━━━ Exercise inputs

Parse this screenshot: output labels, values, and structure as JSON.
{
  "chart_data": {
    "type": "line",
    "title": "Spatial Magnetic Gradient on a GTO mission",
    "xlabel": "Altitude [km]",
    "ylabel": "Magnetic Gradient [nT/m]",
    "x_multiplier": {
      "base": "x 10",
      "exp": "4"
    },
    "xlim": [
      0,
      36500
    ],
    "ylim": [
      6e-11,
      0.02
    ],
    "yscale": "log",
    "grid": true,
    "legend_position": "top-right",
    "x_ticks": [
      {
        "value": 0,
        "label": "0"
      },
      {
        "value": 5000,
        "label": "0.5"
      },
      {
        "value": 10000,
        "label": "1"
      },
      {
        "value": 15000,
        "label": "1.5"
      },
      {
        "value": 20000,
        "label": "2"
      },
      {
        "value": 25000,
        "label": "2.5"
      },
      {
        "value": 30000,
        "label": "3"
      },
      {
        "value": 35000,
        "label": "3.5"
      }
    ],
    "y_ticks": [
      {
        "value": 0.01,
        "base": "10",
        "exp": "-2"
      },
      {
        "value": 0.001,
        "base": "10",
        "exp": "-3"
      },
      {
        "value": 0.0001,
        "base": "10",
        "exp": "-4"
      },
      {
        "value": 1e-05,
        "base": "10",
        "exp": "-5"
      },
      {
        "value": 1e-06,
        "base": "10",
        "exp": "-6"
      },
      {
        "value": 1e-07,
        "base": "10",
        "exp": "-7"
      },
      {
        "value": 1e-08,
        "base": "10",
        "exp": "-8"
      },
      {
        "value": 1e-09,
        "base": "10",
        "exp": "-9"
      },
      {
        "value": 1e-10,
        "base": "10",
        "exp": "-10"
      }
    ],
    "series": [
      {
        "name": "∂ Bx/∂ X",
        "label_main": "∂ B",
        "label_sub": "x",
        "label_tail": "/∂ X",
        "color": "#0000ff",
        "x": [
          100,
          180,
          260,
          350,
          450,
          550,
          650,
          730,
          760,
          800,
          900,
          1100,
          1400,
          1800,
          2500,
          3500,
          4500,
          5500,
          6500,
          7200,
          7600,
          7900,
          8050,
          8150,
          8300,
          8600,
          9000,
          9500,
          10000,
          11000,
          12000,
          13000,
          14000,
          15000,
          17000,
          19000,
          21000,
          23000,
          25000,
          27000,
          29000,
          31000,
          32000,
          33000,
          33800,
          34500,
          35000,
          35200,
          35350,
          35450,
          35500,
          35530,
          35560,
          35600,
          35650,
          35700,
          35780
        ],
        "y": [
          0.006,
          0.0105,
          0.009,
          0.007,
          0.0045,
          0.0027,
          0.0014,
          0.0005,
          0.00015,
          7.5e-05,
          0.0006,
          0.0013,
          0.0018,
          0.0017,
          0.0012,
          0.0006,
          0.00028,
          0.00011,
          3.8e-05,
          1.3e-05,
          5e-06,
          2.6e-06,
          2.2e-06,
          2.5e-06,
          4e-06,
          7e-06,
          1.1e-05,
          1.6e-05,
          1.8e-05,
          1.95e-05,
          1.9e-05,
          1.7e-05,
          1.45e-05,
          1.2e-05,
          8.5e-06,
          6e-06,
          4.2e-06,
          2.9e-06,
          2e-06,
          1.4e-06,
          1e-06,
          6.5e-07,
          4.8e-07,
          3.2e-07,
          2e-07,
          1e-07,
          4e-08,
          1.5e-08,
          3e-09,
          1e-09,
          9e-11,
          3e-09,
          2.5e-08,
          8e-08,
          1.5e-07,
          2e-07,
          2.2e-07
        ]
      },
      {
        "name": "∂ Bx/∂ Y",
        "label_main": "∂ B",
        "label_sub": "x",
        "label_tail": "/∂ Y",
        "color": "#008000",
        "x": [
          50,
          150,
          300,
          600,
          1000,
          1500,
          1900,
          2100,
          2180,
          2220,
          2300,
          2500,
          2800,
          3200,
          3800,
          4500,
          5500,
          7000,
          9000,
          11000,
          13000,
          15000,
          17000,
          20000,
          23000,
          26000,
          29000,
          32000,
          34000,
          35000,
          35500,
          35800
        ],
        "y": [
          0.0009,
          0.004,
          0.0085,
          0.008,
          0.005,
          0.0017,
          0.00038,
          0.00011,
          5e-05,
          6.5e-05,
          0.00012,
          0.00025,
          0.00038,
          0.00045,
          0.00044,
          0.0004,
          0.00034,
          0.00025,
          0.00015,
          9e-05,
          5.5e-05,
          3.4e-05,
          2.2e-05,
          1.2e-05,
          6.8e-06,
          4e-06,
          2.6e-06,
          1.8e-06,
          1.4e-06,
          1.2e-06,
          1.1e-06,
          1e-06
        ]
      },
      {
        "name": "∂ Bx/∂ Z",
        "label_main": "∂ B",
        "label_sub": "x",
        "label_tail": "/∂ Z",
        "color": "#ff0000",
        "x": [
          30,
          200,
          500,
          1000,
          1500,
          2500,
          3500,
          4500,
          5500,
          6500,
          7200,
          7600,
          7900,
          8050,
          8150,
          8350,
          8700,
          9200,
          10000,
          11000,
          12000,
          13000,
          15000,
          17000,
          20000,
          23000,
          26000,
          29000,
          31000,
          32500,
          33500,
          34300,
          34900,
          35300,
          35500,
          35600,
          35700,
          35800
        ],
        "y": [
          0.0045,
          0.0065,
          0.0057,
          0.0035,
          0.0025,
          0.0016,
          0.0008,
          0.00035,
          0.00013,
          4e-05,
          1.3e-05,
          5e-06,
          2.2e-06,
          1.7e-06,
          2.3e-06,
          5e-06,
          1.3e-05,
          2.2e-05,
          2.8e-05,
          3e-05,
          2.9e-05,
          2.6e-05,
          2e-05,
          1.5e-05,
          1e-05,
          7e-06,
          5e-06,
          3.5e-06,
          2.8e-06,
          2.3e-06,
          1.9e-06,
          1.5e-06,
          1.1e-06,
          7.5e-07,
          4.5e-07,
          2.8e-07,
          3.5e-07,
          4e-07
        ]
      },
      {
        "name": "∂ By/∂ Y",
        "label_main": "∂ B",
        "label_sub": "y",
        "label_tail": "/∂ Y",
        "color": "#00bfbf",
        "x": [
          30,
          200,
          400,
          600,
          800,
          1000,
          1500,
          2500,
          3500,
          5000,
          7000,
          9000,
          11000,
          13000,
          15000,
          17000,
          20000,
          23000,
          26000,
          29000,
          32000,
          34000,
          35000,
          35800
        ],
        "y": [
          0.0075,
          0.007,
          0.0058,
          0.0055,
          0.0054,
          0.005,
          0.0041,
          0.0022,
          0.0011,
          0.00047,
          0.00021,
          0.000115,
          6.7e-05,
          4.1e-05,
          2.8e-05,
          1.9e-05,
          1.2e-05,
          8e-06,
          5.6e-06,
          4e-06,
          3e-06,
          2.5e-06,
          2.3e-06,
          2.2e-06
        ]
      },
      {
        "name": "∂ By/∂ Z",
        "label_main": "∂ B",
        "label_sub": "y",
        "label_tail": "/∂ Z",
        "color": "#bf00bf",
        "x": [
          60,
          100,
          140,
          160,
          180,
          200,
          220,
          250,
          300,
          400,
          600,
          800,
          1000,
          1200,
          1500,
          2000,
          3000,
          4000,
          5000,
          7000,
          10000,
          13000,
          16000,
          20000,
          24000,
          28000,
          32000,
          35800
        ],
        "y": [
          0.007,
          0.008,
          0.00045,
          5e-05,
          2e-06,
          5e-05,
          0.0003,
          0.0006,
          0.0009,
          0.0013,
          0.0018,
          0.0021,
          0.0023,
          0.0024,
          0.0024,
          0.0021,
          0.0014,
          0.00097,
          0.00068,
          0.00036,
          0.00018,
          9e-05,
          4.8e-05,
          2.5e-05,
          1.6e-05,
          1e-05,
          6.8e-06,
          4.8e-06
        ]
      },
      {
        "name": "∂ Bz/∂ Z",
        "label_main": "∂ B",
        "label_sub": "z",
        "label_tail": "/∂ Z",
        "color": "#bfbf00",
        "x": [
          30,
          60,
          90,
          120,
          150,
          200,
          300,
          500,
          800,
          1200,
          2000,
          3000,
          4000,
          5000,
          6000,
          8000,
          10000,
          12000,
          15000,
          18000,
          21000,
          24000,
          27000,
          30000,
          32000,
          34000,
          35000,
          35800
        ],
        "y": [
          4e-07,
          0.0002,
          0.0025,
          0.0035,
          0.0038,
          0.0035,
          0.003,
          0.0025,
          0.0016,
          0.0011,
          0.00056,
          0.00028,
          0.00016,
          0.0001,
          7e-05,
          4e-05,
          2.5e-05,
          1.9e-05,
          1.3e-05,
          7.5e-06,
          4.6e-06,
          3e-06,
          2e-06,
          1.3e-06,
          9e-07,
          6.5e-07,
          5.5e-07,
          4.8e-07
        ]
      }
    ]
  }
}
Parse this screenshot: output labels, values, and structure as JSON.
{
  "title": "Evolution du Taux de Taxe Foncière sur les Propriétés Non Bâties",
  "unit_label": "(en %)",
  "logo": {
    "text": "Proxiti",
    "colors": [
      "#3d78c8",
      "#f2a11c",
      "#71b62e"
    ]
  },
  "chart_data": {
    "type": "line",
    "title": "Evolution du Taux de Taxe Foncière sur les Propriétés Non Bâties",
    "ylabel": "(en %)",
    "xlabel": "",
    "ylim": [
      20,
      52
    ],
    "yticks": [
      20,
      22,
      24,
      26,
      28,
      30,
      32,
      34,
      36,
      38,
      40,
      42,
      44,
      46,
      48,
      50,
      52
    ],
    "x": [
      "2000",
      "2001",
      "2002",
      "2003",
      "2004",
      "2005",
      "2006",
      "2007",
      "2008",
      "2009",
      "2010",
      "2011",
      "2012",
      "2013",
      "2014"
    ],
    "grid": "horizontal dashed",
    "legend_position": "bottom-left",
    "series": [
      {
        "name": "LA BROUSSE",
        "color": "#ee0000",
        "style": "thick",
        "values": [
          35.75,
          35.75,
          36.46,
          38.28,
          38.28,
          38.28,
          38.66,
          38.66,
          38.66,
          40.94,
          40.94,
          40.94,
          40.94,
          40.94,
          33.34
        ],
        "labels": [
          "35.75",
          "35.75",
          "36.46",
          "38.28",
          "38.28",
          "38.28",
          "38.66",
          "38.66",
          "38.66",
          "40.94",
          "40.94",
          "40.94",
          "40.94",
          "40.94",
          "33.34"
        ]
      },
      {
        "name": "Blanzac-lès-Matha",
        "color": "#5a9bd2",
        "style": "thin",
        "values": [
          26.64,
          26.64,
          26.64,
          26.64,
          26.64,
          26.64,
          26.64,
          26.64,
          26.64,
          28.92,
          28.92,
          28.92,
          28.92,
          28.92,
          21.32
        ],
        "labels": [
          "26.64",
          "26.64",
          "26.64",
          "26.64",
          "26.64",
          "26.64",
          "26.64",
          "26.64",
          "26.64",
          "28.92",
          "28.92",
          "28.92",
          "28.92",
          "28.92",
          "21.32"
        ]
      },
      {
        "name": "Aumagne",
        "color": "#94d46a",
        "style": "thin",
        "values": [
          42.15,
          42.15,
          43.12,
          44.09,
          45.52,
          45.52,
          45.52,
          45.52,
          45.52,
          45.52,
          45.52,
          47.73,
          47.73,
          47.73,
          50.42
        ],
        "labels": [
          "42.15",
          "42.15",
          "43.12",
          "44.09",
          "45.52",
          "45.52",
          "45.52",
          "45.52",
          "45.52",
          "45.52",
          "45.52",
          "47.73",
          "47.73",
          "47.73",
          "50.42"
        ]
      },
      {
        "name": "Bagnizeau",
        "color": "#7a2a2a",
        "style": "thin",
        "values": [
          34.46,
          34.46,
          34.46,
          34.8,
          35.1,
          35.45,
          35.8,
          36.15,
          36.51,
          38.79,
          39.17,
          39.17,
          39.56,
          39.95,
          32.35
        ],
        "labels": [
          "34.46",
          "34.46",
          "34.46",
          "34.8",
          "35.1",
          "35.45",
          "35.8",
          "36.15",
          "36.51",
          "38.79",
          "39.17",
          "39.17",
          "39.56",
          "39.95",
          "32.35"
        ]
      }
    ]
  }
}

━━━━━━

Go through the listing above and list every line that has the word "Taxe".

> [Worked solution]:
  "title": "Evolution du Taux de Taxe Foncière sur les Propriétés Non Bâties",
    "title": "Evolution du Taux de Taxe Foncière sur les Propriétés Non Bâties",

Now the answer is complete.